**Do this**
Find and copy lines holding "JSON".
•••••
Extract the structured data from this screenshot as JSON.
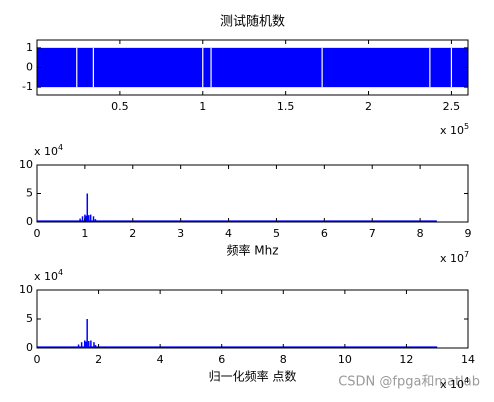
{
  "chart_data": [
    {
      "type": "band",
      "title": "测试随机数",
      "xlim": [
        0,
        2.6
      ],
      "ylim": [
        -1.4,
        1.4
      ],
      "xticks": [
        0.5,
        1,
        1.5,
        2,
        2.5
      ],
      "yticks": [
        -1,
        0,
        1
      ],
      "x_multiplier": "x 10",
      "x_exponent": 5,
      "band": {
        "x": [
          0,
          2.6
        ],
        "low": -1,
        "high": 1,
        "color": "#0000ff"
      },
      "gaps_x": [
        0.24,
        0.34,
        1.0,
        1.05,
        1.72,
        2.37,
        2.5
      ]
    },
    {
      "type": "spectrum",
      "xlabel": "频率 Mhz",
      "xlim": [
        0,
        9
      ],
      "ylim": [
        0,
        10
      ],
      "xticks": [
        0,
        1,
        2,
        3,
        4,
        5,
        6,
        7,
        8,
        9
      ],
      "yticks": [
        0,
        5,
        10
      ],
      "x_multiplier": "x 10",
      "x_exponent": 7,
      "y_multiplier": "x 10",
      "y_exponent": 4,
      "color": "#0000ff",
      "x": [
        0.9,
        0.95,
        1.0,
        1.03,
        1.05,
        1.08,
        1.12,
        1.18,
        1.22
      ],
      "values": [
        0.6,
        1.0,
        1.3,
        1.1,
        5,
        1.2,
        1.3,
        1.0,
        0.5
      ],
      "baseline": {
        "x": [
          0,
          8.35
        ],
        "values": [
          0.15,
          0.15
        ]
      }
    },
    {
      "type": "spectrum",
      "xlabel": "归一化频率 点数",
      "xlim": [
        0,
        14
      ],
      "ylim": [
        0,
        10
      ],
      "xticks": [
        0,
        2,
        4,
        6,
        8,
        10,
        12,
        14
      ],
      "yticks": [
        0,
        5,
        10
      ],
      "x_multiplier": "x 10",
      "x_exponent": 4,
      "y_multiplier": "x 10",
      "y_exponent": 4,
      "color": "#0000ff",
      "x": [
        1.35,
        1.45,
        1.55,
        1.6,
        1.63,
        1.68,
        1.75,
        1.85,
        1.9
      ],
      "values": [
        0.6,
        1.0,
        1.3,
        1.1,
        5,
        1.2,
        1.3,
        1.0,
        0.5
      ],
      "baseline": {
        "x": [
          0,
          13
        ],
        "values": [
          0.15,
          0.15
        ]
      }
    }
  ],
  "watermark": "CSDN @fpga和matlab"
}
•••••
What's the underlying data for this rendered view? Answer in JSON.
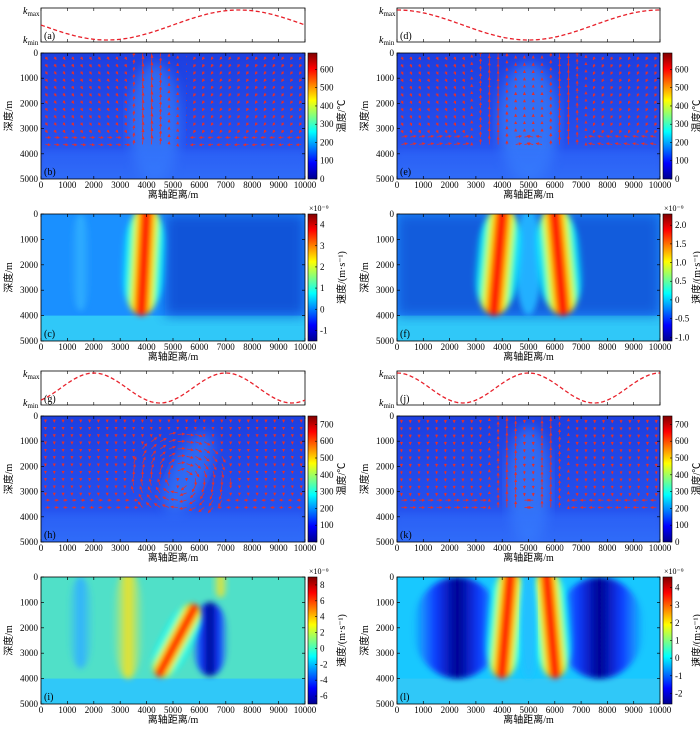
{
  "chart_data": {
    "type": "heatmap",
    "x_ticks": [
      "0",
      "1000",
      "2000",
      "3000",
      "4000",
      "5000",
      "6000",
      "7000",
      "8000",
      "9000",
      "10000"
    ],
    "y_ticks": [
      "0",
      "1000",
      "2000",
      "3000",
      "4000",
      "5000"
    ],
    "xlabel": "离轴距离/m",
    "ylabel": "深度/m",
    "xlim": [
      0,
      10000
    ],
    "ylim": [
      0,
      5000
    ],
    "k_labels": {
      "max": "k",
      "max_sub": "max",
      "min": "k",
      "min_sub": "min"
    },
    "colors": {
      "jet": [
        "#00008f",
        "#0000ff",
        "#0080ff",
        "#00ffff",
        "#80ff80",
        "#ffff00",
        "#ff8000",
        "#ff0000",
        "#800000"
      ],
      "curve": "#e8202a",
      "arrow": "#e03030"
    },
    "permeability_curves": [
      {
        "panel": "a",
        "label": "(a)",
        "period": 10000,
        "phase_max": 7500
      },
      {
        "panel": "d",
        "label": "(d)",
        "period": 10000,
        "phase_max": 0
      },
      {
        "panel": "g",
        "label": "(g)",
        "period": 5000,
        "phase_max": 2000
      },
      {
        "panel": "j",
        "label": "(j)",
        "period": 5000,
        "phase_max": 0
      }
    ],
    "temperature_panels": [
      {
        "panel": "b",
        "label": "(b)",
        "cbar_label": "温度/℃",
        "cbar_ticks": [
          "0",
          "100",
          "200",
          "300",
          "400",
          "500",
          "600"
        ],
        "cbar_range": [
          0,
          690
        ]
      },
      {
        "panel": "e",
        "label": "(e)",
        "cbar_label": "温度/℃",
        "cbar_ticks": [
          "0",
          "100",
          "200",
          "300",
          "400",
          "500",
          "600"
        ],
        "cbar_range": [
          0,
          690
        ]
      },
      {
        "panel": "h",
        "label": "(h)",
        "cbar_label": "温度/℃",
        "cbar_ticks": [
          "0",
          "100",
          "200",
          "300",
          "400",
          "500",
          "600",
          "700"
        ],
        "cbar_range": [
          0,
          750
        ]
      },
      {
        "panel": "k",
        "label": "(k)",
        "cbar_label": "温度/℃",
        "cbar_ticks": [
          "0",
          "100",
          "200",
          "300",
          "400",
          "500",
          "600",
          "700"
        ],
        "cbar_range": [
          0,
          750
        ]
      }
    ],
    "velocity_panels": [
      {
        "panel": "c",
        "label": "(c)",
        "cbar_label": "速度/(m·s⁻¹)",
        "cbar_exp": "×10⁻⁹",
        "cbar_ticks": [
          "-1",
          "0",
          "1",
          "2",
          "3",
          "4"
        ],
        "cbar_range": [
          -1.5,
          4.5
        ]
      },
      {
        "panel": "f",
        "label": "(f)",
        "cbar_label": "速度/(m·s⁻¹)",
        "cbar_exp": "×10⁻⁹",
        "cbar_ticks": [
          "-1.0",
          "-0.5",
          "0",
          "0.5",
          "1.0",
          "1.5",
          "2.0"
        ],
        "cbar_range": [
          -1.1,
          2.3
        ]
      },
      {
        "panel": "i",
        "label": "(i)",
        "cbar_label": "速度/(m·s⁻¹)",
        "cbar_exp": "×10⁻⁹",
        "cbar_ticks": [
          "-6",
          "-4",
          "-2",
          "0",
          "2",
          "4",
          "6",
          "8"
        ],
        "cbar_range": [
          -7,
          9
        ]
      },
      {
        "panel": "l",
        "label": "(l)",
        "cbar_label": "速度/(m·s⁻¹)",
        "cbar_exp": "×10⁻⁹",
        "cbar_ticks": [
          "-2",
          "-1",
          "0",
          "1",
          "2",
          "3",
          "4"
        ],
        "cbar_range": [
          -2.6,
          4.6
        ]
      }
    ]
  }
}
•••••
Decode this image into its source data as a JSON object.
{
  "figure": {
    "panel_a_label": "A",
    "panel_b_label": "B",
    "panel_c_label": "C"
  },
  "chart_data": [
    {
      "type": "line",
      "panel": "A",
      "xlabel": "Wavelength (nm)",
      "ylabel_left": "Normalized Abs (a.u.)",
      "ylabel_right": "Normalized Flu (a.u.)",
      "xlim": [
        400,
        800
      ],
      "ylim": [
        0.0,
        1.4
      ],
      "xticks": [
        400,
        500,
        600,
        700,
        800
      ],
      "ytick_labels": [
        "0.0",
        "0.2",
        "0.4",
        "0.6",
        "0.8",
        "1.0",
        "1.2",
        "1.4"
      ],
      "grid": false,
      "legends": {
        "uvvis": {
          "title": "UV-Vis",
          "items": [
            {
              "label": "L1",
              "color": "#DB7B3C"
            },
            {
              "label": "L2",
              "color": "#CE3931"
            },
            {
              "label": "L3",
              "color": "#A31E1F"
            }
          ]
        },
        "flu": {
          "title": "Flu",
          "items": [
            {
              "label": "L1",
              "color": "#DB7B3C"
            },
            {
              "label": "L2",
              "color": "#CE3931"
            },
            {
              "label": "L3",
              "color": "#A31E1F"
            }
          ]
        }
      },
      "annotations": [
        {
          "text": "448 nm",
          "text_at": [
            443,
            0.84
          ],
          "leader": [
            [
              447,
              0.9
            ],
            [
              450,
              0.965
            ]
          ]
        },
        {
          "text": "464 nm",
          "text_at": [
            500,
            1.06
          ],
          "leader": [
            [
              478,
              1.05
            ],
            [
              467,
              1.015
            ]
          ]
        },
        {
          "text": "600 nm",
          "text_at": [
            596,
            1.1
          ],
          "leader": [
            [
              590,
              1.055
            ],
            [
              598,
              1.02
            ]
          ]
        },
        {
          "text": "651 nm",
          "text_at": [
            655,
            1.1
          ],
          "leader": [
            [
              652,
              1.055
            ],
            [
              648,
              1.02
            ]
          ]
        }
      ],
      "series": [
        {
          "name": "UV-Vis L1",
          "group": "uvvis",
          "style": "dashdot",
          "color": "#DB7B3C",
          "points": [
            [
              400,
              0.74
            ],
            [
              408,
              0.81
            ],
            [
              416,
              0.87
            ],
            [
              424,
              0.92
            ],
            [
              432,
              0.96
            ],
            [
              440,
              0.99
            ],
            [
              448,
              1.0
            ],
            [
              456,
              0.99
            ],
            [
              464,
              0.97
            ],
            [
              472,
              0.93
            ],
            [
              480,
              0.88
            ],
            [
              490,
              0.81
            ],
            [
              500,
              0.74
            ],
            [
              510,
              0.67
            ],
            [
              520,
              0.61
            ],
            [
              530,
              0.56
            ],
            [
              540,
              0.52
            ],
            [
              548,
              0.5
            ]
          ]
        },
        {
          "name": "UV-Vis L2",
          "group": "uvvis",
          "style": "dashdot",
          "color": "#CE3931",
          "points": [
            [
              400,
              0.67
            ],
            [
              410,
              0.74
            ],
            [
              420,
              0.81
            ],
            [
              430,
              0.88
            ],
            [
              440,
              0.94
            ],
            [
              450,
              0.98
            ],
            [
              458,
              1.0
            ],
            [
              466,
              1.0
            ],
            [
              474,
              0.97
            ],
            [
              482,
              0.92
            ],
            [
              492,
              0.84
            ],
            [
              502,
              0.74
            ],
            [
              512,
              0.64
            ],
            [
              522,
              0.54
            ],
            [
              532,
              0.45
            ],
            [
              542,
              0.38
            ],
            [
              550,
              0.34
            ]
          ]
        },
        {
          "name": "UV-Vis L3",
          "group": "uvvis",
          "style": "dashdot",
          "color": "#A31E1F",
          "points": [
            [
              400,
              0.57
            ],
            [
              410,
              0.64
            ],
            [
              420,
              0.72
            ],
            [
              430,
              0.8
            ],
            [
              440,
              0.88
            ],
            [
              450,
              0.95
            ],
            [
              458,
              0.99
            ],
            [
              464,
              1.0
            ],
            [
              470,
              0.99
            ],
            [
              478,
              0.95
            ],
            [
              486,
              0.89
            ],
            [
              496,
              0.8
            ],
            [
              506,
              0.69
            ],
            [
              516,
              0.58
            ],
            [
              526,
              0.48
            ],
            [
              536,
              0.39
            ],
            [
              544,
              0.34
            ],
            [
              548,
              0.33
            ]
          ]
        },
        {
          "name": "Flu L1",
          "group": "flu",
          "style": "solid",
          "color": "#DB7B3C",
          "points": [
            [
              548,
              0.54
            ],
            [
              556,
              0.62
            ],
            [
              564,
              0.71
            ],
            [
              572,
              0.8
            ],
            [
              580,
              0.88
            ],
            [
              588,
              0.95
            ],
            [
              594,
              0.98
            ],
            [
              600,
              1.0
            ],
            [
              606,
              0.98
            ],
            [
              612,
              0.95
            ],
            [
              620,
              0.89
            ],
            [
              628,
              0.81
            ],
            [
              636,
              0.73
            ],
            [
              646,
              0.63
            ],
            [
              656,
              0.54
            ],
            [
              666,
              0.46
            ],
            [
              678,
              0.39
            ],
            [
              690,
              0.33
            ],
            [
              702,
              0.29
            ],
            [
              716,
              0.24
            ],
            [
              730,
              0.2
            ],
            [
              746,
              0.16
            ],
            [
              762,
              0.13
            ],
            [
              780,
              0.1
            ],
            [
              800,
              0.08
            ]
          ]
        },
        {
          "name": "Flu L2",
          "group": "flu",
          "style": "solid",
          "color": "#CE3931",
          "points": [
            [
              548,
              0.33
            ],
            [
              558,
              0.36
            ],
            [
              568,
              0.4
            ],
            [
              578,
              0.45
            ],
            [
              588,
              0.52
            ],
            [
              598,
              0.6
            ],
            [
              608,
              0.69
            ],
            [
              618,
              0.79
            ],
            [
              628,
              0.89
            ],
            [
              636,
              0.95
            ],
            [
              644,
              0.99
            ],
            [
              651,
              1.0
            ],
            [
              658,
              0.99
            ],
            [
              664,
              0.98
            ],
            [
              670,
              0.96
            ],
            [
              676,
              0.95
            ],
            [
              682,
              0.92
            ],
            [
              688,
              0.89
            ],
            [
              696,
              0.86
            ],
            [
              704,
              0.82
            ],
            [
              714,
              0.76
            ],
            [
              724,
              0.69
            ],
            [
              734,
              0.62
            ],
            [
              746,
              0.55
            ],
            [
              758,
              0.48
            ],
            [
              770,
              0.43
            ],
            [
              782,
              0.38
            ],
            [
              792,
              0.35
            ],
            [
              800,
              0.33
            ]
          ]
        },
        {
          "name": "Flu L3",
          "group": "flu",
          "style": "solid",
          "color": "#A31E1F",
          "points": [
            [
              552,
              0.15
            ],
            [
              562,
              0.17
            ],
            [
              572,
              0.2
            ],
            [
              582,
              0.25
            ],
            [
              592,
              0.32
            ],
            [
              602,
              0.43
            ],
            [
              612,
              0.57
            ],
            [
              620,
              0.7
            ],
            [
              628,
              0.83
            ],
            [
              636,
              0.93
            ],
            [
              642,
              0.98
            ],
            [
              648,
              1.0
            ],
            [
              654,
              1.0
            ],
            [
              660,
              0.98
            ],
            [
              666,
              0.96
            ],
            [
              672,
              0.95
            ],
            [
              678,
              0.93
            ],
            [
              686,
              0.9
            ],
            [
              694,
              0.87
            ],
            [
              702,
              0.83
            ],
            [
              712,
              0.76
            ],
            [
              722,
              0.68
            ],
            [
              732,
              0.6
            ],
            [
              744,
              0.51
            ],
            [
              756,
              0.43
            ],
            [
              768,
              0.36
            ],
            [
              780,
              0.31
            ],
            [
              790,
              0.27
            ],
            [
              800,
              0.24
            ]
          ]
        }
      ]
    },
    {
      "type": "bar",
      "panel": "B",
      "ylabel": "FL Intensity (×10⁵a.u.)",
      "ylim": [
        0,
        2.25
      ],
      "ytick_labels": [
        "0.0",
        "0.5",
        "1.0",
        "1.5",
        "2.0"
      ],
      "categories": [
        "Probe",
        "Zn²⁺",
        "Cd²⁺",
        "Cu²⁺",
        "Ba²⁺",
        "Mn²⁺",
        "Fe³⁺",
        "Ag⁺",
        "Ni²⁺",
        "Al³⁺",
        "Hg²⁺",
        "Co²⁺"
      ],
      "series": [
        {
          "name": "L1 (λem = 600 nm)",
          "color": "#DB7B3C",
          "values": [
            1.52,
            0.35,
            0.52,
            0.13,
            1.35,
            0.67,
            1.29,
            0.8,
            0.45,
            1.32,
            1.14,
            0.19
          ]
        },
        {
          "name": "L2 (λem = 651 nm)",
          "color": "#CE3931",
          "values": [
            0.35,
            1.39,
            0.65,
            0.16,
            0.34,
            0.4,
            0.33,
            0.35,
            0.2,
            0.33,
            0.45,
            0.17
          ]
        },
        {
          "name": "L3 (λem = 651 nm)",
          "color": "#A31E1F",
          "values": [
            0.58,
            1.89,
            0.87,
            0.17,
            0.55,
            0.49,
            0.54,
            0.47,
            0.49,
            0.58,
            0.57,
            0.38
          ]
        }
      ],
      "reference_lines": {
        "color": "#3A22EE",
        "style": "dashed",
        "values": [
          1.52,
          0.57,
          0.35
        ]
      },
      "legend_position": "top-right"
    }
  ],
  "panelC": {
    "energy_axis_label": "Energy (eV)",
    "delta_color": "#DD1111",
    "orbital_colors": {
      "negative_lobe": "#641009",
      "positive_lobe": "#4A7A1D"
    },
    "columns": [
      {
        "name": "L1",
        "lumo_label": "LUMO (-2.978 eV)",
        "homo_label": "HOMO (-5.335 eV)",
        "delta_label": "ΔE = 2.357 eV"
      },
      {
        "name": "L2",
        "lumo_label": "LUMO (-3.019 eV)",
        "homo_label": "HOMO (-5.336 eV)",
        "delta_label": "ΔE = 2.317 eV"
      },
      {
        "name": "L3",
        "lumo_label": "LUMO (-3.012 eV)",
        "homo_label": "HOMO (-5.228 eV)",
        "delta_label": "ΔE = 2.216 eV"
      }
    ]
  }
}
•••••
**Answer for the task**
Extract the structured data from this screenshot as JSON.
What's the underlying data for this rendered view? Answer in JSON.
Decode this image into its source data as a JSON object.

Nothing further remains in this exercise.